To be done ::
Which lines hold the word "this"? Copy each one.
─── Data provided
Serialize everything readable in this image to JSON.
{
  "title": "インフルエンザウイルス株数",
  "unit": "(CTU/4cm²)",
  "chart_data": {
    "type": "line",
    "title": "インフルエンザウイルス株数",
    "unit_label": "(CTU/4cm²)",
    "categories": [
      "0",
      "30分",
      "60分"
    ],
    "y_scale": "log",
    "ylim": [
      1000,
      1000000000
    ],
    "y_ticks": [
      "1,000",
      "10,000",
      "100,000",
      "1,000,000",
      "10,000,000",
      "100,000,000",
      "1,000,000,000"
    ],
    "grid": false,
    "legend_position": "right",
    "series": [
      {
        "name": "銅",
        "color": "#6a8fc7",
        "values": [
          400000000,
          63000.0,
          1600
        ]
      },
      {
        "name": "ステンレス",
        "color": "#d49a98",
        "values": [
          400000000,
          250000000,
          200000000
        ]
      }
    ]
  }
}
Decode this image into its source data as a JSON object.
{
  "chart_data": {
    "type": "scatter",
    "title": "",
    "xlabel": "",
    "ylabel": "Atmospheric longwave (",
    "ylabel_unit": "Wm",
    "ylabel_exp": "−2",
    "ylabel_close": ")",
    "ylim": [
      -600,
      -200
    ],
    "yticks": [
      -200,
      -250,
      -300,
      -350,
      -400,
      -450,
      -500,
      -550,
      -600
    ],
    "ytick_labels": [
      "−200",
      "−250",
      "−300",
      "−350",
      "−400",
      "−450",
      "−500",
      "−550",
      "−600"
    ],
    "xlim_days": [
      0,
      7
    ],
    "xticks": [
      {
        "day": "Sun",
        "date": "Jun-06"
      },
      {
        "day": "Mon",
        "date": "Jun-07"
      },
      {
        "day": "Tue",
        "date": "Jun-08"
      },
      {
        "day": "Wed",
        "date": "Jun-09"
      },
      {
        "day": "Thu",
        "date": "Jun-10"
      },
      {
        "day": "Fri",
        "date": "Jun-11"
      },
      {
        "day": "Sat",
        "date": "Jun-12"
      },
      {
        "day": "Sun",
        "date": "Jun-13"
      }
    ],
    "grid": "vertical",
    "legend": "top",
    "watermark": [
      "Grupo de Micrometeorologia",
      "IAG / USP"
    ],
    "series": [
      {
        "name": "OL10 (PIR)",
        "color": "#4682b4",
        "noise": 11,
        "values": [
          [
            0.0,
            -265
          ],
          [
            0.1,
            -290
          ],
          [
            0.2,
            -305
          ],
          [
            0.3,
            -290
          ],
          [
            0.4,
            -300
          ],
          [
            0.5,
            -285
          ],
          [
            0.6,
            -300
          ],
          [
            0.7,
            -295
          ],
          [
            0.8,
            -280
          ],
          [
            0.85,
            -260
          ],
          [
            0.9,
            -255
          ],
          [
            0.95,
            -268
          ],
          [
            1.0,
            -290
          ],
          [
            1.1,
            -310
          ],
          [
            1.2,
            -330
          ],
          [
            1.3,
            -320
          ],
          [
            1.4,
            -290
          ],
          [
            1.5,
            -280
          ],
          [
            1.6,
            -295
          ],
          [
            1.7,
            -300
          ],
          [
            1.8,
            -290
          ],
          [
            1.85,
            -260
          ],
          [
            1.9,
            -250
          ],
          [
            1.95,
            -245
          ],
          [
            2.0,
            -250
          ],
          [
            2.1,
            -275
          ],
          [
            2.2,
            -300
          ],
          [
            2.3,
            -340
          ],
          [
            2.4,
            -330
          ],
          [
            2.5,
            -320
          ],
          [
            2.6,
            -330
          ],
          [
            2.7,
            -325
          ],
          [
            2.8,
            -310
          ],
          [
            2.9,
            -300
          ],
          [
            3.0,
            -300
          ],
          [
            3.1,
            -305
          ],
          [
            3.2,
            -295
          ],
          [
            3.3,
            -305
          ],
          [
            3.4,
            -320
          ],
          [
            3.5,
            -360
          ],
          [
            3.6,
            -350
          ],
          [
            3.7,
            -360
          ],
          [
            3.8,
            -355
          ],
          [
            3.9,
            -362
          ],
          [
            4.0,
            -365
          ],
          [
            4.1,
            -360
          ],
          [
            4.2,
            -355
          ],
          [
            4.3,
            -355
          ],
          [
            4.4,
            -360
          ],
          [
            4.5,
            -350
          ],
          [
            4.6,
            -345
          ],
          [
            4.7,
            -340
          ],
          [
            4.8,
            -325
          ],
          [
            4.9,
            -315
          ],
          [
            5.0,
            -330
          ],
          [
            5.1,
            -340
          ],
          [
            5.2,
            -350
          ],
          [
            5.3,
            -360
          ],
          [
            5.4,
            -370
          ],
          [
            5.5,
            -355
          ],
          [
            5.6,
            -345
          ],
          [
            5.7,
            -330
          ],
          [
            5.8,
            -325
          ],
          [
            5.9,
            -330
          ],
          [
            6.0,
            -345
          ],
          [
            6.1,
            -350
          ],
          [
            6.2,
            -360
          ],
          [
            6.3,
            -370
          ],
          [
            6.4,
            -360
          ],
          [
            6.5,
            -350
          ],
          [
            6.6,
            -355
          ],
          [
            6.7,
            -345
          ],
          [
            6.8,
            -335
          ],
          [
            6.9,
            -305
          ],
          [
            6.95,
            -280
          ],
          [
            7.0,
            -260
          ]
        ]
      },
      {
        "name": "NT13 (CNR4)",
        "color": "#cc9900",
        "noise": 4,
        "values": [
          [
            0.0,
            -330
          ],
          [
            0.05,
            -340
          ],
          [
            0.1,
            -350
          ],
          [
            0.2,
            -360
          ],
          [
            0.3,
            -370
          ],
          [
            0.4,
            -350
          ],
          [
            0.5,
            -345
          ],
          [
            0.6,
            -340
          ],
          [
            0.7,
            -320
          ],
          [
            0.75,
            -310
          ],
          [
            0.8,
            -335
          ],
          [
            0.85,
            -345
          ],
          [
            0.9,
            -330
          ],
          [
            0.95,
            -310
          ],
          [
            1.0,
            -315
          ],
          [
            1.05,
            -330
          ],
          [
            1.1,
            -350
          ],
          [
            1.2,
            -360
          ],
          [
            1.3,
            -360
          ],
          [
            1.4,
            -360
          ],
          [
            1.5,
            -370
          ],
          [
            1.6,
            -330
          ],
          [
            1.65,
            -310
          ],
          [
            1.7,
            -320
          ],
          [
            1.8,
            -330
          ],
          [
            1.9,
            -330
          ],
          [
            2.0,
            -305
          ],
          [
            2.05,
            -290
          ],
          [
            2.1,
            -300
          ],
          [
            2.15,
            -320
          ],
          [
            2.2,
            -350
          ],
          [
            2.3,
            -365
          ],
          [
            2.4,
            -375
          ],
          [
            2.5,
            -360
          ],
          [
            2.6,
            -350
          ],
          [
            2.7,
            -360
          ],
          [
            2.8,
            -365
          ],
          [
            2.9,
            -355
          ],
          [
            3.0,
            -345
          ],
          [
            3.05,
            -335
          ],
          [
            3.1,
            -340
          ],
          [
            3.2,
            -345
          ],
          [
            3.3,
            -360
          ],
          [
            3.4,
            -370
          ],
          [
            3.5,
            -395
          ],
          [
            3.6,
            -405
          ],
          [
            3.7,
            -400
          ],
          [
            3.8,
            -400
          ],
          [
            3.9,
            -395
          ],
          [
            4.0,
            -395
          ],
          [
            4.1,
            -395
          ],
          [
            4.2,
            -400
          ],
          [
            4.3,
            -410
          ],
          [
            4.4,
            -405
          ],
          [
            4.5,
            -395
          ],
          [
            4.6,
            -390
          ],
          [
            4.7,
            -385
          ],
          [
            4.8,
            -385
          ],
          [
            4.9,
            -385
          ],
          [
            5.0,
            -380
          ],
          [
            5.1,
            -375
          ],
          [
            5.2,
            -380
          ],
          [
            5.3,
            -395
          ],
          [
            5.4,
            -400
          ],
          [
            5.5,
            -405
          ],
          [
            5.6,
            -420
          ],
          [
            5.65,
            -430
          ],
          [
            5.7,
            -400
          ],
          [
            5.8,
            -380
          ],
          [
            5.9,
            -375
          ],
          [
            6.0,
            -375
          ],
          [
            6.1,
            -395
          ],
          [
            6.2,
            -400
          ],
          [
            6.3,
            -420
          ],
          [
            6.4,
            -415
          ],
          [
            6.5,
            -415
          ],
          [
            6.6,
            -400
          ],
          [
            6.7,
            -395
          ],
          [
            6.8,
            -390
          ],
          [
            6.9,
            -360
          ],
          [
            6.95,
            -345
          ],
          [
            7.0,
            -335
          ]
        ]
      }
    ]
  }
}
──────
Complete output ::
Serialize everything readable in this image to JSON.
Decode this image into its source data as a JSON object.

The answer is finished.